◆ **OBJECTIVE**: Please give the listing again in its entirety, exactly as written.

◆ **GIVEN INFORMATION**:
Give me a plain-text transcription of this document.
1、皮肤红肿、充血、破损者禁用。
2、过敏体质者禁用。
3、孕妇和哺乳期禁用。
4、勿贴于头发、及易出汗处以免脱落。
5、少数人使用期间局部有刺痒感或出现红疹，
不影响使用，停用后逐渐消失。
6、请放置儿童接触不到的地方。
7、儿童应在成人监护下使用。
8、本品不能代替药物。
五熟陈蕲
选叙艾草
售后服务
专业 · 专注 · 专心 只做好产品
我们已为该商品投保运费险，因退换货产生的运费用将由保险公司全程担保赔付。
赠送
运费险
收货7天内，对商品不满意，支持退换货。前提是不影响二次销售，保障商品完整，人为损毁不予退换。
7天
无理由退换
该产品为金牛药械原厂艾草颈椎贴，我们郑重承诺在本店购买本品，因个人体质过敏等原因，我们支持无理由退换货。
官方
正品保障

◆ **WORKED SOLUTION**:
Give me a plain-text transcription of this document.
1、皮肤红肿、充血、破损者禁用。
2、过敏体质者禁用。
3、孕妇和哺乳期禁用。
4、勿贴于头发、及易出汗处以免脱落。
5、少数人使用期间局部有刺痒感或出现红疹，
不影响使用，停用后逐渐消失。
6、请放置儿童接触不到的地方。
7、儿童应在成人监护下使用。
8、本品不能代替药物。
五熟陈蕲
选叙艾草
售后服务
专业 · 专注 · 专心 只做好产品
我们已为该商品投保运费险，因退换货产生的运费用将由保险公司全程担保赔付。
赠送
运费险
收货7天内，对商品不满意，支持退换货。前提是不影响二次销售，保障商品完整，人为损毁不予退换。
7天
无理由退换
该产品为金牛药械原厂艾草颈椎贴，我们郑重承诺在本店购买本品，因个人体质过敏等原因，我们支持无理由退换货。
官方
正品保障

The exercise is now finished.